─── Data for the task ───
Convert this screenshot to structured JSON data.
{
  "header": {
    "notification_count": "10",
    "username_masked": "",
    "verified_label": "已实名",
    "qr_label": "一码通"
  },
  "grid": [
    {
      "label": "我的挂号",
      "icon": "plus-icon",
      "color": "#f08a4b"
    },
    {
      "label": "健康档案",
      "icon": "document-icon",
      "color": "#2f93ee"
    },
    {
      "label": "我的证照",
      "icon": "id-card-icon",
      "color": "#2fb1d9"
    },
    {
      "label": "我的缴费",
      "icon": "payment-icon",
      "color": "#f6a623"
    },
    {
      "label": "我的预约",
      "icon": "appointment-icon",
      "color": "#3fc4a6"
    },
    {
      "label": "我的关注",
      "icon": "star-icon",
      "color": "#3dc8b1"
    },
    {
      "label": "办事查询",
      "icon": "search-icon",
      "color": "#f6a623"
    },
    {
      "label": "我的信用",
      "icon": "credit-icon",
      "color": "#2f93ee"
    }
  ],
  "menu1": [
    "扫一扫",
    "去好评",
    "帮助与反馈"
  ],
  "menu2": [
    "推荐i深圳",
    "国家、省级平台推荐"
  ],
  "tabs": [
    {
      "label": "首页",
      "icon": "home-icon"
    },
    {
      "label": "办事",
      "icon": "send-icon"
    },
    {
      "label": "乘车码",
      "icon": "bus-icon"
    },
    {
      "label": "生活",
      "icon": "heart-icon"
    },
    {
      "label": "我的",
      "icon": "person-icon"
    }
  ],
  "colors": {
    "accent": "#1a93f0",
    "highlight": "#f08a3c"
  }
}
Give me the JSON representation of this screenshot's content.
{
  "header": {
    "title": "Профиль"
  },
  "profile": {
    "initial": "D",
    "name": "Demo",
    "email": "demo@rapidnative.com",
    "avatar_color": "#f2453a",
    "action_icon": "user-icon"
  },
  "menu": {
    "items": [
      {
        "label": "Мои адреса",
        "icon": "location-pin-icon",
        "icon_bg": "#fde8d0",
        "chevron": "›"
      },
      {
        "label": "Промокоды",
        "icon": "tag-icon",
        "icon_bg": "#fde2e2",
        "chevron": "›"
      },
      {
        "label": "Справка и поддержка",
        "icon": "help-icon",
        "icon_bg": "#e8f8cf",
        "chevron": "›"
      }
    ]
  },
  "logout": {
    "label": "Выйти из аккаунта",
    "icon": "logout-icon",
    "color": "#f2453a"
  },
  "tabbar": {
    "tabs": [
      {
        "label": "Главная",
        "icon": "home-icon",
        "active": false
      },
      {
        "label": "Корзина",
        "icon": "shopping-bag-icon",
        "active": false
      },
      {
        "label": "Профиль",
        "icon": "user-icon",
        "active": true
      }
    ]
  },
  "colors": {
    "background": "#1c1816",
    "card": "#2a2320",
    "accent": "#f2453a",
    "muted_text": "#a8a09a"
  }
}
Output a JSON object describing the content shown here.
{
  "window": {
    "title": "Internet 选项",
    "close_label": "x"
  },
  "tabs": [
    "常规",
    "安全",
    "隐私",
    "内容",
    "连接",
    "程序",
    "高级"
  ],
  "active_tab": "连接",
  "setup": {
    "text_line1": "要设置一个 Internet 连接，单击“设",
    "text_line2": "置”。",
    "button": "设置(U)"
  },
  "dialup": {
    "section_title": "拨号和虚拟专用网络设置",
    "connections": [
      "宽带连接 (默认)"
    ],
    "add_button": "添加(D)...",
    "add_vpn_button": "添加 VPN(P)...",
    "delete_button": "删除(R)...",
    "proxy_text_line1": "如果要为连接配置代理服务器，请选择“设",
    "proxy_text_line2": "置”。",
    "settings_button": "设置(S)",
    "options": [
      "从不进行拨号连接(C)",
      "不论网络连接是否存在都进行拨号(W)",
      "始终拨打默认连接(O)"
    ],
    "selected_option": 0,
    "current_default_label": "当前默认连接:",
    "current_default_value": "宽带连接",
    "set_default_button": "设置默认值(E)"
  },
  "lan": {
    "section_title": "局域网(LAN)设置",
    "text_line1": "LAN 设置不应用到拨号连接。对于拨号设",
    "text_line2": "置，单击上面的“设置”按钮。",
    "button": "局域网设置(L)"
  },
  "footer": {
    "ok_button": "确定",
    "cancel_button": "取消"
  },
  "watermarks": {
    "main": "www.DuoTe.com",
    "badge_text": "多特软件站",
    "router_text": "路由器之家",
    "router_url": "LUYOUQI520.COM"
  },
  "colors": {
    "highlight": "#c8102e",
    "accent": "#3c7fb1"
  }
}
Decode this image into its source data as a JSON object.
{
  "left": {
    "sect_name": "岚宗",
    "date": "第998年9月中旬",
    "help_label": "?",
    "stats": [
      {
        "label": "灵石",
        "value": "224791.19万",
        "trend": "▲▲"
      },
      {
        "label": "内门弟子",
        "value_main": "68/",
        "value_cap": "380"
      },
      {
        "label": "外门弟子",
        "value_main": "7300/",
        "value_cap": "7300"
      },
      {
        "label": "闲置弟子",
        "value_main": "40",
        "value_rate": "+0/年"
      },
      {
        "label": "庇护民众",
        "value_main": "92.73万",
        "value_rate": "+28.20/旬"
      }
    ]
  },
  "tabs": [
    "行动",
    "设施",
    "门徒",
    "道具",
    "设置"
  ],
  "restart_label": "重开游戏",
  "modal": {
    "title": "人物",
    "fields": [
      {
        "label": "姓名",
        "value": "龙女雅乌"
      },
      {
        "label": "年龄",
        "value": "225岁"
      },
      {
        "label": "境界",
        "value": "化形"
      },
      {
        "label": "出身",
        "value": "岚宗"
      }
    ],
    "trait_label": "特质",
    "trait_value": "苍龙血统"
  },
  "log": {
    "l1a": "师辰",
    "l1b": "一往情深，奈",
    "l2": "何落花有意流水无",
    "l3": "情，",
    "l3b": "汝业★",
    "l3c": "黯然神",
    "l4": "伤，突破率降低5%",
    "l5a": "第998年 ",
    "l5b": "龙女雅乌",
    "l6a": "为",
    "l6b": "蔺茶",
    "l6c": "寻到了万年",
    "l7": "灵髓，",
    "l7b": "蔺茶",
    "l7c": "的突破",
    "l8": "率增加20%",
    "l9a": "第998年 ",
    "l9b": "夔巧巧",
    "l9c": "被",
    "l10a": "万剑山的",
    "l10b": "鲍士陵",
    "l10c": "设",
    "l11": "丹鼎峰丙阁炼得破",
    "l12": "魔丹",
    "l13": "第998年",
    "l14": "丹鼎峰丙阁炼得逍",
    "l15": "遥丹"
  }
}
───
The task -> Copy out every line of the data that includes "highlight".

Exercise answer ->
    "highlight": "#f08a3c"
    "highlight": "#c8102e",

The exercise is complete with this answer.